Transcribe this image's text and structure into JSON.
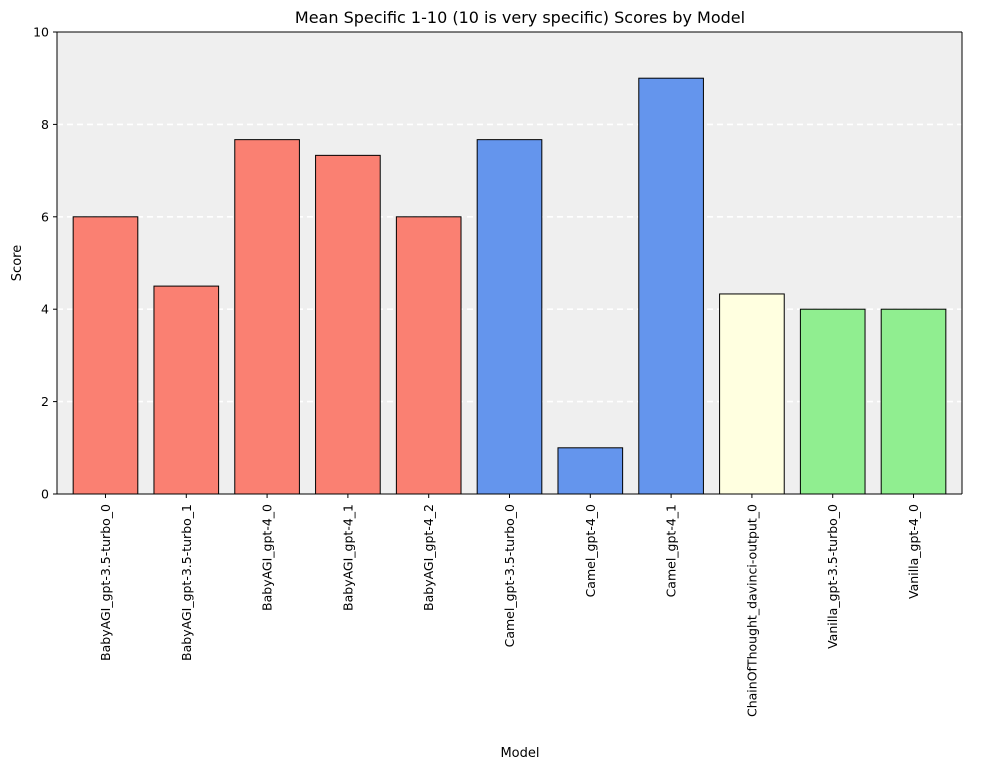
{
  "chart_data": {
    "type": "bar",
    "title": "Mean Specific 1-10 (10 is very specific) Scores by Model",
    "xlabel": "Model",
    "ylabel": "Score",
    "ylim": [
      0,
      10
    ],
    "yticks": [
      0,
      2,
      4,
      6,
      8,
      10
    ],
    "grid": "horizontal dashed white",
    "categories": [
      "BabyAGI_gpt-3.5-turbo_0",
      "BabyAGI_gpt-3.5-turbo_1",
      "BabyAGI_gpt-4_0",
      "BabyAGI_gpt-4_1",
      "BabyAGI_gpt-4_2",
      "Camel_gpt-3.5-turbo_0",
      "Camel_gpt-4_0",
      "Camel_gpt-4_1",
      "ChainOfThought_davinci-output_0",
      "Vanilla_gpt-3.5-turbo_0",
      "Vanilla_gpt-4_0"
    ],
    "values": [
      6.0,
      4.5,
      7.67,
      7.33,
      6.0,
      7.67,
      1.0,
      9.0,
      4.33,
      4.0,
      4.0
    ],
    "colors": [
      "#fa8072",
      "#fa8072",
      "#fa8072",
      "#fa8072",
      "#fa8072",
      "#6495ed",
      "#6495ed",
      "#6495ed",
      "#ffffe0",
      "#90ee90",
      "#90ee90"
    ],
    "plot_background": "#efefef",
    "bar_edge_color": "#000000"
  }
}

▸ **What needs to be done**:
Copy each line exactly, and leave the pictures out of your copy.

▸ **Response to this exercise**:
Transcribe this image's text and structure into JSON.
{
  "chart_data": {
    "type": "bar",
    "title": "Mean Specific 1-10 (10 is very specific) Scores by Model",
    "xlabel": "Model",
    "ylabel": "Score",
    "ylim": [
      0,
      10
    ],
    "yticks": [
      0,
      2,
      4,
      6,
      8,
      10
    ],
    "grid": "horizontal dashed white",
    "categories": [
      "BabyAGI_gpt-3.5-turbo_0",
      "BabyAGI_gpt-3.5-turbo_1",
      "BabyAGI_gpt-4_0",
      "BabyAGI_gpt-4_1",
      "BabyAGI_gpt-4_2",
      "Camel_gpt-3.5-turbo_0",
      "Camel_gpt-4_0",
      "Camel_gpt-4_1",
      "ChainOfThought_davinci-output_0",
      "Vanilla_gpt-3.5-turbo_0",
      "Vanilla_gpt-4_0"
    ],
    "values": [
      6.0,
      4.5,
      7.67,
      7.33,
      6.0,
      7.67,
      1.0,
      9.0,
      4.33,
      4.0,
      4.0
    ],
    "colors": [
      "#fa8072",
      "#fa8072",
      "#fa8072",
      "#fa8072",
      "#fa8072",
      "#6495ed",
      "#6495ed",
      "#6495ed",
      "#ffffe0",
      "#90ee90",
      "#90ee90"
    ],
    "plot_background": "#efefef",
    "bar_edge_color": "#000000"
  }
}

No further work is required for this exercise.